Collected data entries
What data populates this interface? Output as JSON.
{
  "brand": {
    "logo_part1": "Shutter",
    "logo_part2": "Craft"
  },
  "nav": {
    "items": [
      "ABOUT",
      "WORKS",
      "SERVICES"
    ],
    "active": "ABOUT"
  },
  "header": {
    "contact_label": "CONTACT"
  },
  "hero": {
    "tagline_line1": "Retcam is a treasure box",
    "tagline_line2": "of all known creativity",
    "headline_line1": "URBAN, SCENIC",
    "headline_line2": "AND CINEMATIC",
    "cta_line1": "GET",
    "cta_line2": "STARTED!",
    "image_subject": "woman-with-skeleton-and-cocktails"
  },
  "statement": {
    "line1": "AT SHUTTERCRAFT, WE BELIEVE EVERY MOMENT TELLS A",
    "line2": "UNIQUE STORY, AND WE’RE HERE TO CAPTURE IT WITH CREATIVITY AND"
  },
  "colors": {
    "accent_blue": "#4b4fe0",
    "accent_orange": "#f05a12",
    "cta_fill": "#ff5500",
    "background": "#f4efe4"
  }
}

:: WORK REQUIRED ::
Copy out each line exactly.

:: SOLVED PROBLEM ::
What data populates this interface? Output as JSON.
{
  "brand": {
    "logo_part1": "Shutter",
    "logo_part2": "Craft"
  },
  "nav": {
    "items": [
      "ABOUT",
      "WORKS",
      "SERVICES"
    ],
    "active": "ABOUT"
  },
  "header": {
    "contact_label": "CONTACT"
  },
  "hero": {
    "tagline_line1": "Retcam is a treasure box",
    "tagline_line2": "of all known creativity",
    "headline_line1": "URBAN, SCENIC",
    "headline_line2": "AND CINEMATIC",
    "cta_line1": "GET",
    "cta_line2": "STARTED!",
    "image_subject": "woman-with-skeleton-and-cocktails"
  },
  "statement": {
    "line1": "AT SHUTTERCRAFT, WE BELIEVE EVERY MOMENT TELLS A",
    "line2": "UNIQUE STORY, AND WE’RE HERE TO CAPTURE IT WITH CREATIVITY AND"
  },
  "colors": {
    "accent_blue": "#4b4fe0",
    "accent_orange": "#f05a12",
    "cta_fill": "#ff5500",
    "background": "#f4efe4"
  }
}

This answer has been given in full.